* _Directive_
Using the material below, work out how many lines contain the word "shortcut". Reply with the number and nothing more.

--- start Raw records ---

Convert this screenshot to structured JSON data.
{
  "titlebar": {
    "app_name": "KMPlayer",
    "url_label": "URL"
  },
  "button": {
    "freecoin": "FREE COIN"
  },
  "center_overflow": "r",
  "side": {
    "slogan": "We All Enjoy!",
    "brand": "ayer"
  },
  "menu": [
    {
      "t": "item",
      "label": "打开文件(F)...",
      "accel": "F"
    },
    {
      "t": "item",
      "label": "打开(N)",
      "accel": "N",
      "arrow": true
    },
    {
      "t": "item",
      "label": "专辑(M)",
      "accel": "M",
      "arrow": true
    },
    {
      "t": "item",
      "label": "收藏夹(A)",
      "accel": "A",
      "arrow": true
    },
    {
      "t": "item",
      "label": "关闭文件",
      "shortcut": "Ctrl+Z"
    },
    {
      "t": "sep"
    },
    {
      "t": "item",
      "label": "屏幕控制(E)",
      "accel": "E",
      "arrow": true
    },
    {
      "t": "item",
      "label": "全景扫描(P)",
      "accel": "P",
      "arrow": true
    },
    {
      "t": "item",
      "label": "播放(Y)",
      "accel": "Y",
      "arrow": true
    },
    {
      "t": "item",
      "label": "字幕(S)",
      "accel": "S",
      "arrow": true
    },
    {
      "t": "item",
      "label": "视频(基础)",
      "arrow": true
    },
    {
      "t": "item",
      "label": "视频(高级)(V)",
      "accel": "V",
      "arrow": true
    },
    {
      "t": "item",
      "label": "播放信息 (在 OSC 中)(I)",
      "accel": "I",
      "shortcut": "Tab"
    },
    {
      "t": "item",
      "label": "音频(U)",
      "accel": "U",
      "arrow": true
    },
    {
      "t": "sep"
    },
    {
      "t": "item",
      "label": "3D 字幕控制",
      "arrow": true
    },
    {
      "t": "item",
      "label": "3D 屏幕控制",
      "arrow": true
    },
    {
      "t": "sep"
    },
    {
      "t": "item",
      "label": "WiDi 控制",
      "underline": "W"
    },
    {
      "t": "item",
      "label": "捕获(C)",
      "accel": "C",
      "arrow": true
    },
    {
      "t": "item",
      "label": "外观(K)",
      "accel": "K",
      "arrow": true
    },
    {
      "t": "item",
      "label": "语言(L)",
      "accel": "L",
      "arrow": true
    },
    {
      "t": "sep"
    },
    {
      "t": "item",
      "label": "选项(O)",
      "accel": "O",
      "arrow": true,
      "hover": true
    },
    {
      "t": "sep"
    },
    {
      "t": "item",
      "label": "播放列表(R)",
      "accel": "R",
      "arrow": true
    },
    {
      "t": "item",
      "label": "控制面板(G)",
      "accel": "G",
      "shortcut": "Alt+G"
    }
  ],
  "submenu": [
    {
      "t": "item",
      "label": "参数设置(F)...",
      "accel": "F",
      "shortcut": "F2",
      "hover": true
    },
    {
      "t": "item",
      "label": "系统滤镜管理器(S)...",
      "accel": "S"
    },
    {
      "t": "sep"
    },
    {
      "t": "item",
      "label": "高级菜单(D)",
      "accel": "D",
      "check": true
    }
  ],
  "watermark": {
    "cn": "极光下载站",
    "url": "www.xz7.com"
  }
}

--- end Raw records ---

* _Answer for the task_
4